REQUIREMENT A:
Could you quote the pull request description below in full, word for word?

SOURCE TEXT:
■ ■ ■ ■ ■ ■ ■
[PretrainedFeatureExtractor] + Wav2Vec2FeatureExtractor, Wav2Vec2Processor, Wav2Vec2Tokenizer #10324

patrickvonplaten · 2021-02-22T08:19:10Z

🚨🚨🚨IMPORTANT Wav2Vec2 repositories that were added before 4.4 should make sure to manually add a feature extractor class.

This can be done as easily as doing:

git clone <your/repo/>
cd <your/repo/>

from transformers import Wav2Vec2FeatureExtractor
feat_extract = Wav2Vec2FeatureExtractor()  # or feat_extract = Wav2Vec2FeatureExtractor(return_attention_mask=True) for lv60 models
feat_extract.save_pretrained("./")

git add . && git commit -m "add feature processor file" && git push

What does this PR do?

This is a new design for how to handle the feature extraction + tokenization functionality for speech models in a single class.
Speech models connect the two different formats speech and text. In order to have more flexibility when extending Transformers to speech tasks, such as ASR, I propose a composite Processor class that has both a tokenizer and a feature_extractor attribute, similar to how composite tokenizer are currently handled for models, such as RAG, see.

For ASR models the output of the model is text so that a tokenizer is required and the input is a sequence of feature_vectors (which includes raw waveform features) so that a feature_extractor is required.
■ ■ ■ ■ ■ ■ ■
Region annotation records

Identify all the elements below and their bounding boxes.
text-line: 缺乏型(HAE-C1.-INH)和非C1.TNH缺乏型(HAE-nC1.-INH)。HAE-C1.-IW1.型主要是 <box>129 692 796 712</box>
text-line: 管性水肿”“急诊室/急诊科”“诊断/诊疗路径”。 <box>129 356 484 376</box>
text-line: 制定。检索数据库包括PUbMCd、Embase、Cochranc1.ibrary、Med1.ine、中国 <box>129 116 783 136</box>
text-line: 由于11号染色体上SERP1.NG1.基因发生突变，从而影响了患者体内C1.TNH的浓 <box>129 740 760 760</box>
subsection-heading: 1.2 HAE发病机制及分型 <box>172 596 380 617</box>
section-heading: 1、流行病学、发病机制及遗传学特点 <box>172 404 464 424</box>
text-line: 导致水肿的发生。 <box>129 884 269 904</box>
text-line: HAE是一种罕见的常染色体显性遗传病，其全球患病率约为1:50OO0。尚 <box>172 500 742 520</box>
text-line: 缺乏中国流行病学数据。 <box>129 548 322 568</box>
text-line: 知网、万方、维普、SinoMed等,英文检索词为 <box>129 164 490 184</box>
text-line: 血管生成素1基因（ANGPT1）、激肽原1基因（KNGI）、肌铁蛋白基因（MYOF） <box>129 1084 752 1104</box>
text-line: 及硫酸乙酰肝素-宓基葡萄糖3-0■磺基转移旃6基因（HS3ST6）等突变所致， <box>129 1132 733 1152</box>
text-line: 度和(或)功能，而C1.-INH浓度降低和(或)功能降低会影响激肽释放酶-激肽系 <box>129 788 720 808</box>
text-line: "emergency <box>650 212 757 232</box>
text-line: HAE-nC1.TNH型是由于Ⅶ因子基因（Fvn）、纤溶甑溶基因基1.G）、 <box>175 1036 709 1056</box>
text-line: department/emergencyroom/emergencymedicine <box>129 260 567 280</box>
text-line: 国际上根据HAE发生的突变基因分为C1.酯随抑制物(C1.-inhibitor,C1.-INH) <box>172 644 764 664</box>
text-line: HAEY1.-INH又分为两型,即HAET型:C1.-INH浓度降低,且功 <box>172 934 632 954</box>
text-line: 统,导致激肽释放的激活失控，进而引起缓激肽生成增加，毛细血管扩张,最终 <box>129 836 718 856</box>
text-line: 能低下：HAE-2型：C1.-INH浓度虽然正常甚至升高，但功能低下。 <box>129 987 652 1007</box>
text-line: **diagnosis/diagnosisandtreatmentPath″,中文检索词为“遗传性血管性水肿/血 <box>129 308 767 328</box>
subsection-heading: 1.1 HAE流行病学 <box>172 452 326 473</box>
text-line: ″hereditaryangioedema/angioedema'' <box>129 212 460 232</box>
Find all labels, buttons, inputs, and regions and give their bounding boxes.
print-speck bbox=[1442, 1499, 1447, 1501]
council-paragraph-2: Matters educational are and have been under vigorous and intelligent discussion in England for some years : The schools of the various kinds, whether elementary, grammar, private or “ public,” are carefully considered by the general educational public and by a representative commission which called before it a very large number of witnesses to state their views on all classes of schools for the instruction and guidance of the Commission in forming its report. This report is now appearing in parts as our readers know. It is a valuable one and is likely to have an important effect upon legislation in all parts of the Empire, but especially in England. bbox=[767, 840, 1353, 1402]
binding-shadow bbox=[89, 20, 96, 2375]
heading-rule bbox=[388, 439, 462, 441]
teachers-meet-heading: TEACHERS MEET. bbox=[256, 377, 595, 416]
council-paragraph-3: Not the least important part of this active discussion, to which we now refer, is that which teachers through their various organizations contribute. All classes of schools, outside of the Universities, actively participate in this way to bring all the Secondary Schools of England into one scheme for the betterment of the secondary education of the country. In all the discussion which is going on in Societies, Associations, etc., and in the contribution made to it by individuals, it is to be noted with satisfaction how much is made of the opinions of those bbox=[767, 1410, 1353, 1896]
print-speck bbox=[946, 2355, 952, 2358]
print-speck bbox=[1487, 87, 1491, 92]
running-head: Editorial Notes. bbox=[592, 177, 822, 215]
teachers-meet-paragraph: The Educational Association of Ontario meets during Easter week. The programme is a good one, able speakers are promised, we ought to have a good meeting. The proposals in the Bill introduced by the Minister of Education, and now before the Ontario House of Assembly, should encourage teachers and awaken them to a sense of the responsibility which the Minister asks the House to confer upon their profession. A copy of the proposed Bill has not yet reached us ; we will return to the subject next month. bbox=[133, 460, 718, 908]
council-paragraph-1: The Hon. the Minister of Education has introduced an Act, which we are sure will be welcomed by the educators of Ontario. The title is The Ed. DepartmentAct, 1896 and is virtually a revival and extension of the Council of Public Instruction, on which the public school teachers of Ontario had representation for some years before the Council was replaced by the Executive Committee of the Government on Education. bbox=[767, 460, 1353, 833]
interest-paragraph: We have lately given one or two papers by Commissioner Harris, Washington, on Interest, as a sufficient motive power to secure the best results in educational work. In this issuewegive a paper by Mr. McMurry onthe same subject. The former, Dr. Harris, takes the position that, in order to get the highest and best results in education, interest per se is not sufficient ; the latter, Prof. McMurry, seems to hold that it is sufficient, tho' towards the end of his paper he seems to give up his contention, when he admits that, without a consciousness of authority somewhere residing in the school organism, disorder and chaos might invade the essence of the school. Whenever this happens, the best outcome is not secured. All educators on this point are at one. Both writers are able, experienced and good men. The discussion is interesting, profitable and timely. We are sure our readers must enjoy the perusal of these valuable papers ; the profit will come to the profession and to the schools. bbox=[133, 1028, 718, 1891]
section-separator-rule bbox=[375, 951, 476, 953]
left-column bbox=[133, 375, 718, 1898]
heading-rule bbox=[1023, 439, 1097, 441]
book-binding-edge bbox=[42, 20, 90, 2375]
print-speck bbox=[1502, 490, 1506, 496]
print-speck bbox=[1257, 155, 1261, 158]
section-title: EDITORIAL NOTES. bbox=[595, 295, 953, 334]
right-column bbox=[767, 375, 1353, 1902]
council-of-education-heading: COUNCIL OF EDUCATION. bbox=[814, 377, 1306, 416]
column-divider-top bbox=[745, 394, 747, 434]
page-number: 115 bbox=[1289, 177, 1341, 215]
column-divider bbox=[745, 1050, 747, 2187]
■ ■ ■ ■ ■ ■ ■
REQUIREMENT B:
Which lines of the entries above contain the string "good", with case counting? Pick out each one and copy it whole.

EXERCISE OUTPUT A:
[PretrainedFeatureExtractor] + Wav2Vec2FeatureExtractor, Wav2Vec2Processor, Wav2Vec2Tokenizer #10324

patrickvonplaten · 2021-02-22T08:19:10Z

🚨🚨🚨IMPORTANT Wav2Vec2 repositories that were added before 4.4 should make sure to manually add a feature extractor class.

This can be done as easily as doing:

git clone <your/repo/>
cd <your/repo/>

from transformers import Wav2Vec2FeatureExtractor
feat_extract = Wav2Vec2FeatureExtractor()  # or feat_extract = Wav2Vec2FeatureExtractor(return_attention_mask=True) for lv60 models
feat_extract.save_pretrained("./")

git add . && git commit -m "add feature processor file" && git push

What does this PR do?

This is a new design for how to handle the feature extraction + tokenization functionality for speech models in a single class.
Speech models connect the two different formats speech and text. In order to have more flexibility when extending Transformers to speech tasks, such as ASR, I propose a composite Processor class that has both a tokenizer and a feature_extractor attribute, similar to how composite tokenizer are currently handled for models, such as RAG, see.

For ASR models the output of the model is text so that a tokenizer is required and the input is a sequence of feature_vectors (which includes raw waveform features) so that a feature_extractor is required.

EXERCISE OUTPUT B:
teachers-meet-paragraph: The Educational Association of Ontario meets during Easter week. The programme is a good one, able speakers are promised, we ought to have a good meeting. The proposals in the Bill introduced by the Minister of Education, and now before the Ontario House of Assembly, should encourage teachers and awaken them to a sense of the responsibility which the Minister asks the House to confer upon their profession. A copy of the proposed Bill has not yet reached us ; we will return to the subject next month. bbox=[133, 460, 718, 908]
interest-paragraph: We have lately given one or two papers by Commissioner Harris, Washington, on Interest, as a sufficient motive power to secure the best results in educational work. In this issuewegive a paper by Mr. McMurry onthe same subject. The former, Dr. Harris, takes the position that, in order to get the highest and best results in education, interest per se is not sufficient ; the latter, Prof. McMurry, seems to hold that it is sufficient, tho' towards the end of his paper he seems to give up his contention, when he admits that, without a consciousness of authority somewhere residing in the school organism, disorder and chaos might invade the essence of the school. Whenever this happens, the best outcome is not secured. All educators on this point are at one. Both writers are able, experienced and good men. The discussion is interesting, profitable and timely. We are sure our readers must enjoy the perusal of these valuable papers ; the profit will come to the profession and to the schools. bbox=[133, 1028, 718, 1891]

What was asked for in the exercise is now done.